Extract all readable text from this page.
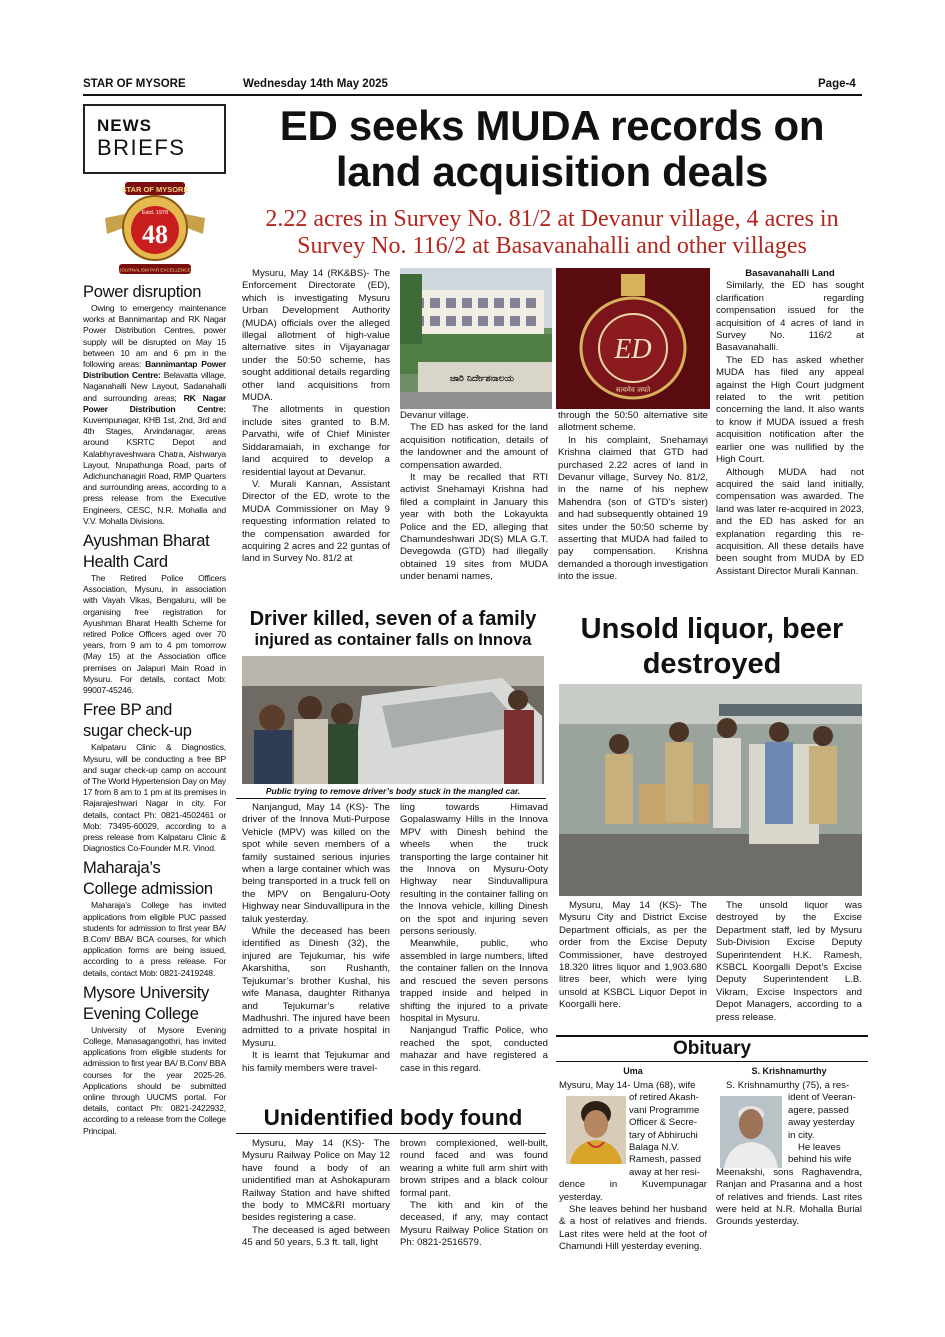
STAR OF MYSORE	Wednesday 14th May 2025	Page-4
NEWS
BRIEFS
STAR OF MYSORE
Estd. 1978
48
JOURNALISM PAR EXCELLENCE
Power disruption
Owing to emergency maintenance works at Bannimantap and RK Nagar Power Distribution Centres, power supply will be disrupted on May 15 between 10 am and 6 pm in the following areas: Bannimantap Power Distribution Centre: Belavatta village, Naganahalli New Layout, Sadanahalli and surrounding areas; RK Nagar Power Distribution Centre: Kuvempunagar, KHB 1st, 2nd, 3rd and 4th Stages, Arvindanagar, areas around KSRTC Depot and Kalabhyraveshwara Chatra, Aishwarya Layout, Nrupathunga Road, parts of Adichunchanagiri Road, RMP Quarters and surrounding areas, according to a press release from the Executive Engineers, CESC, N.R. Mohalla and V.V. Mohalla Divisions.
Ayushman Bharat
Health Card
The Retired Police Officers Association, Mysuru, in association with Vayah Vikas, Bengaluru, will be organising free registration for Ayushman Bharat Health Scheme for retired Police Officers aged over 70 years, from 9 am to 4 pm tomorrow (May 15) at the Association office premises on Jalapuri Main Road in Mysuru. For details, contact Mob: 99007-45246.
Free BP and
sugar check-up
Kalpataru Clinic & Diagnostics, Mysuru, will be conducting a free BP and sugar check-up camp on account of The World Hypertension Day on May 17 from 8 am to 1 pm at its premises in Rajarajeshwari Nagar in city. For details, contact Ph: 0821-4502461 or Mob: 73495-60029, according to a press release from Kalpataru Clinic & Diagnostics Co-Founder M.R. Vinod.
Maharaja’s
College admission
Maharaja’s College has invited applications from eligible PUC passed students for admission to first year BA/ B.Com/ BBA/ BCA courses, for which application forms are being issued, according to a press release. For details, contact Mob: 0821-2419248.
Mysore University
Evening College
University of Mysore Evening College, Manasagangothri, has invited applications from eligible students for admission to first year BA/ B.Com/ BBA courses for the year 2025-26. Applications should be submitted online through UUCMS portal. For details, contact Ph: 0821-2422932, according to a release from the College Principal.
ED seeks MUDA records on
land acquisition deals
2.22 acres in Survey No. 81/2 at Devanur village, 4 acres in
Survey No. 116/2 at Basavanahalli and other villages

Mysuru, May 14 (RK&BS)- The Enforcement Directorate (ED), which is investigating Mysuru Urban Development Authority (MUDA) officials over the alleged illegal allotment of high-value alternative sites in Vijayanagar under the 50:50 scheme, has sought additional details regarding other land acquisitions from MUDA.

The allotments in question include sites granted to B.M. Parvathi, wife of Chief Minister Siddaramaiah, in exchange for land acquired to develop a residential layout at Devanur.

V. Murali Kannan, Assistant Director of the ED, wrote to the MUDA Commissioner on May 9 requesting information related to the compensation awarded for acquiring 2 acres and 22 guntas of land in Survey No. 81/2 at

ಜಾರಿ ನಿರ್ದೇಶನಾಲಯ
ED
सत्यमेव जयते

Devanur village.

The ED has asked for the land acquisition notification, details of the landowner and the amount of compensation awarded.

It may be recalled that RTI activist Snehamayi Krishna had filed a complaint in January this year with both the Lokayukta Police and the ED, alleging that Chamundeshwari JD(S) MLA G.T. Devegowda (GTD) had illegally obtained 19 sites from MUDA under benami names,

through the 50:50 alternative site allotment scheme.

In his complaint, Snehamayi Krishna claimed that GTD had purchased 2.22 acres of land in Devanur village, Survey No. 81/2, in the name of his nephew Mahendra (son of GTD’s sister) and had subsequently obtained 19 sites under the 50:50 scheme by asserting that MUDA had failed to pay compensation. Krishna demanded a thorough investigation into the issue.

Basavanahalli Land

Similarly, the ED has sought clarification regarding compensation issued for the acquisition of 4 acres of land in Survey No. 116/2 at Basavanahalli.

The ED has asked whether MUDA has filed any appeal against the High Court judgment related to the writ petition concerning the land. It also wants to know if MUDA issued a fresh acquisition notification after the earlier one was nullified by the High Court.

Although MUDA had not acquired the said land initially, compensation was awarded. The land was later re-acquired in 2023, and the ED has asked for an explanation regarding this re-acquisition. All these details have been sought from MUDA by ED Assistant Director Murali Kannan.

Driver killed, seven of a family
injured as container falls on Innova
Public trying to remove driver’s body stuck in the mangled car.

Nanjangud, May 14 (KS)- The driver of the Innova Muti-Purpose Vehicle (MPV) was killed on the spot while seven members of a family sustained serious injuries when a large container which was being transported in a truck fell on the MPV on Bengaluru-Ooty Highway near Sinduvallipura in the taluk yesterday.

While the deceased has been identified as Dinesh (32), the injured are Tejukumar, his wife Akarshitha, son Rushanth, Tejukumar’s brother Kushal, his wife Manasa, daughter Rithanya and Tejukumar’s relative Madhushri. The injured have been admitted to a private hospital in Mysuru.

It is learnt that Tejukumar and his family members were travel-

ling towards Himavad Gopalaswamy Hills in the Innova MPV with Dinesh behind the wheels when the truck transporting the large container hit the Innova on Mysuru-Ooty Highway near Sinduvallipura resulting in the container falling on the Innova vehicle, killing Dinesh on the spot and injuring seven persons seriously.

Meanwhile, public, who assembled in large numbers, lifted the container fallen on the Innova and rescued the seven persons trapped inside and helped in shifting the injured to a private hospital in Mysuru.

Nanjangud Traffic Police, who reached the spot, conducted mahazar and have registered a case in this regard.

Unsold liquor, beer
destroyed

Mysuru, May 14 (KS)- The Mysuru City and District Excise Department officials, as per the order from the Excise Deputy Commissioner, have destroyed 18.320 litres liquor and 1,903.680 litres beer, which were lying unsold at KSBCL Liquor Depot in Koorgalli here.

The unsold liquor was destroyed by the Excise Department staff, led by Mysuru Sub-Division Excise Deputy Superintendent H.K. Ramesh, KSBCL Koorgalli Depot’s Excise Deputy Superintendent L.B. Vikram, Excise Inspectors and Depot Managers, according to a press release.

Unidentified body found

Mysuru, May 14 (KS)- The Mysuru Railway Police on May 12 have found a body of an unidentified man at Ashokapuram Railway Station and have shifted the body to MMC&RI mortuary besides registering a case.

The deceased is aged between 45 and 50 years, 5.3 ft. tall, light

brown complexioned, well-built, round faced and was found wearing a white full arm shirt with brown stripes and a black colour formal pant.

The kith and kin of the deceased, if any, may contact Mysuru Railway Police Station on Ph: 0821-2516579.

Obituary
Uma

Mysuru, May 14- Uma (68), wife

of retired Akash-

vani Programme

Officer & Secre-

tary of Abhiruchi

Balaga N.V.

Ramesh, passed

away at her resi-

dence in Kuvempunagar yesterday.

She leaves behind her husband & a host of relatives and friends. Last rites were held at the foot of Chamundi Hill yesterday evening.

S. Krishnamurthy

S. Krishnamurthy (75), a res-

ident of Veeran-

agere, passed

away yesterday

in city.

He leaves

behind his wife

Meenakshi, sons Raghavendra, Ranjan and Prasanna and a host of relatives and friends. Last rites were held at N.R. Mohalla Burial Grounds yesterday.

#### SET EXERCISE:
Restate each entry word for word, please, but drop any images it holds.

#### COMPLETE OUTPUT:
Extract all readable text from this page.
STAR OF MYSORE	Wednesday 14th May 2025	Page-4
NEWS
BRIEFS
STAR OF MYSORE
Estd. 1978
48
JOURNALISM PAR EXCELLENCE
Power disruption
Owing to emergency maintenance works at Bannimantap and RK Nagar Power Distribution Centres, power supply will be disrupted on May 15 between 10 am and 6 pm in the following areas: Bannimantap Power Distribution Centre: Belavatta village, Naganahalli New Layout, Sadanahalli and surrounding areas; RK Nagar Power Distribution Centre: Kuvempunagar, KHB 1st, 2nd, 3rd and 4th Stages, Arvindanagar, areas around KSRTC Depot and Kalabhyraveshwara Chatra, Aishwarya Layout, Nrupathunga Road, parts of Adichunchanagiri Road, RMP Quarters and surrounding areas, according to a press release from the Executive Engineers, CESC, N.R. Mohalla and V.V. Mohalla Divisions.
Ayushman Bharat
Health Card
The Retired Police Officers Association, Mysuru, in association with Vayah Vikas, Bengaluru, will be organising free registration for Ayushman Bharat Health Scheme for retired Police Officers aged over 70 years, from 9 am to 4 pm tomorrow (May 15) at the Association office premises on Jalapuri Main Road in Mysuru. For details, contact Mob: 99007-45246.
Free BP and
sugar check-up
Kalpataru Clinic & Diagnostics, Mysuru, will be conducting a free BP and sugar check-up camp on account of The World Hypertension Day on May 17 from 8 am to 1 pm at its premises in Rajarajeshwari Nagar in city. For details, contact Ph: 0821-4502461 or Mob: 73495-60029, according to a press release from Kalpataru Clinic & Diagnostics Co-Founder M.R. Vinod.
Maharaja’s
College admission
Maharaja’s College has invited applications from eligible PUC passed students for admission to first year BA/ B.Com/ BBA/ BCA courses, for which application forms are being issued, according to a press release. For details, contact Mob: 0821-2419248.
Mysore University
Evening College
University of Mysore Evening College, Manasagangothri, has invited applications from eligible students for admission to first year BA/ B.Com/ BBA courses for the year 2025-26. Applications should be submitted online through UUCMS portal. For details, contact Ph: 0821-2422932, according to a release from the College Principal.
ED seeks MUDA records on
land acquisition deals
2.22 acres in Survey No. 81/2 at Devanur village, 4 acres in
Survey No. 116/2 at Basavanahalli and other villages

Mysuru, May 14 (RK&BS)- The Enforcement Directorate (ED), which is investigating Mysuru Urban Development Authority (MUDA) officials over the alleged illegal allotment of high-value alternative sites in Vijayanagar under the 50:50 scheme, has sought additional details regarding other land acquisitions from MUDA.

The allotments in question include sites granted to B.M. Parvathi, wife of Chief Minister Siddaramaiah, in exchange for land acquired to develop a residential layout at Devanur.

V. Murali Kannan, Assistant Director of the ED, wrote to the MUDA Commissioner on May 9 requesting information related to the compensation awarded for acquiring 2 acres and 22 guntas of land in Survey No. 81/2 at

ಜಾರಿ ನಿರ್ದೇಶನಾಲಯ
ED
सत्यमेव जयते

Devanur village.

The ED has asked for the land acquisition notification, details of the landowner and the amount of compensation awarded.

It may be recalled that RTI activist Snehamayi Krishna had filed a complaint in January this year with both the Lokayukta Police and the ED, alleging that Chamundeshwari JD(S) MLA G.T. Devegowda (GTD) had illegally obtained 19 sites from MUDA under benami names,

through the 50:50 alternative site allotment scheme.

In his complaint, Snehamayi Krishna claimed that GTD had purchased 2.22 acres of land in Devanur village, Survey No. 81/2, in the name of his nephew Mahendra (son of GTD’s sister) and had subsequently obtained 19 sites under the 50:50 scheme by asserting that MUDA had failed to pay compensation. Krishna demanded a thorough investigation into the issue.

Basavanahalli Land

Similarly, the ED has sought clarification regarding compensation issued for the acquisition of 4 acres of land in Survey No. 116/2 at Basavanahalli.

The ED has asked whether MUDA has filed any appeal against the High Court judgment related to the writ petition concerning the land. It also wants to know if MUDA issued a fresh acquisition notification after the earlier one was nullified by the High Court.

Although MUDA had not acquired the said land initially, compensation was awarded. The land was later re-acquired in 2023, and the ED has asked for an explanation regarding this re-acquisition. All these details have been sought from MUDA by ED Assistant Director Murali Kannan.

Driver killed, seven of a family
injured as container falls on Innova
Public trying to remove driver’s body stuck in the mangled car.

Nanjangud, May 14 (KS)- The driver of the Innova Muti-Purpose Vehicle (MPV) was killed on the spot while seven members of a family sustained serious injuries when a large container which was being transported in a truck fell on the MPV on Bengaluru-Ooty Highway near Sinduvallipura in the taluk yesterday.

While the deceased has been identified as Dinesh (32), the injured are Tejukumar, his wife Akarshitha, son Rushanth, Tejukumar’s brother Kushal, his wife Manasa, daughter Rithanya and Tejukumar’s relative Madhushri. The injured have been admitted to a private hospital in Mysuru.

It is learnt that Tejukumar and his family members were travel-

ling towards Himavad Gopalaswamy Hills in the Innova MPV with Dinesh behind the wheels when the truck transporting the large container hit the Innova on Mysuru-Ooty Highway near Sinduvallipura resulting in the container falling on the Innova vehicle, killing Dinesh on the spot and injuring seven persons seriously.

Meanwhile, public, who assembled in large numbers, lifted the container fallen on the Innova and rescued the seven persons trapped inside and helped in shifting the injured to a private hospital in Mysuru.

Nanjangud Traffic Police, who reached the spot, conducted mahazar and have registered a case in this regard.

Unsold liquor, beer
destroyed

Mysuru, May 14 (KS)- The Mysuru City and District Excise Department officials, as per the order from the Excise Deputy Commissioner, have destroyed 18.320 litres liquor and 1,903.680 litres beer, which were lying unsold at KSBCL Liquor Depot in Koorgalli here.

The unsold liquor was destroyed by the Excise Department staff, led by Mysuru Sub-Division Excise Deputy Superintendent H.K. Ramesh, KSBCL Koorgalli Depot’s Excise Deputy Superintendent L.B. Vikram, Excise Inspectors and Depot Managers, according to a press release.

Unidentified body found

Mysuru, May 14 (KS)- The Mysuru Railway Police on May 12 have found a body of an unidentified man at Ashokapuram Railway Station and have shifted the body to MMC&RI mortuary besides registering a case.

The deceased is aged between 45 and 50 years, 5.3 ft. tall, light

brown complexioned, well-built, round faced and was found wearing a white full arm shirt with brown stripes and a black colour formal pant.

The kith and kin of the deceased, if any, may contact Mysuru Railway Police Station on Ph: 0821-2516579.

Obituary
Uma

Mysuru, May 14- Uma (68), wife

of retired Akash-

vani Programme

Officer & Secre-

tary of Abhiruchi

Balaga N.V.

Ramesh, passed

away at her resi-

dence in Kuvempunagar yesterday.

She leaves behind her husband & a host of relatives and friends. Last rites were held at the foot of Chamundi Hill yesterday evening.

S. Krishnamurthy

S. Krishnamurthy (75), a res-

ident of Veeran-

agere, passed

away yesterday

in city.

He leaves

behind his wife

Meenakshi, sons Raghavendra, Ranjan and Prasanna and a host of relatives and friends. Last rites were held at N.R. Mohalla Burial Grounds yesterday.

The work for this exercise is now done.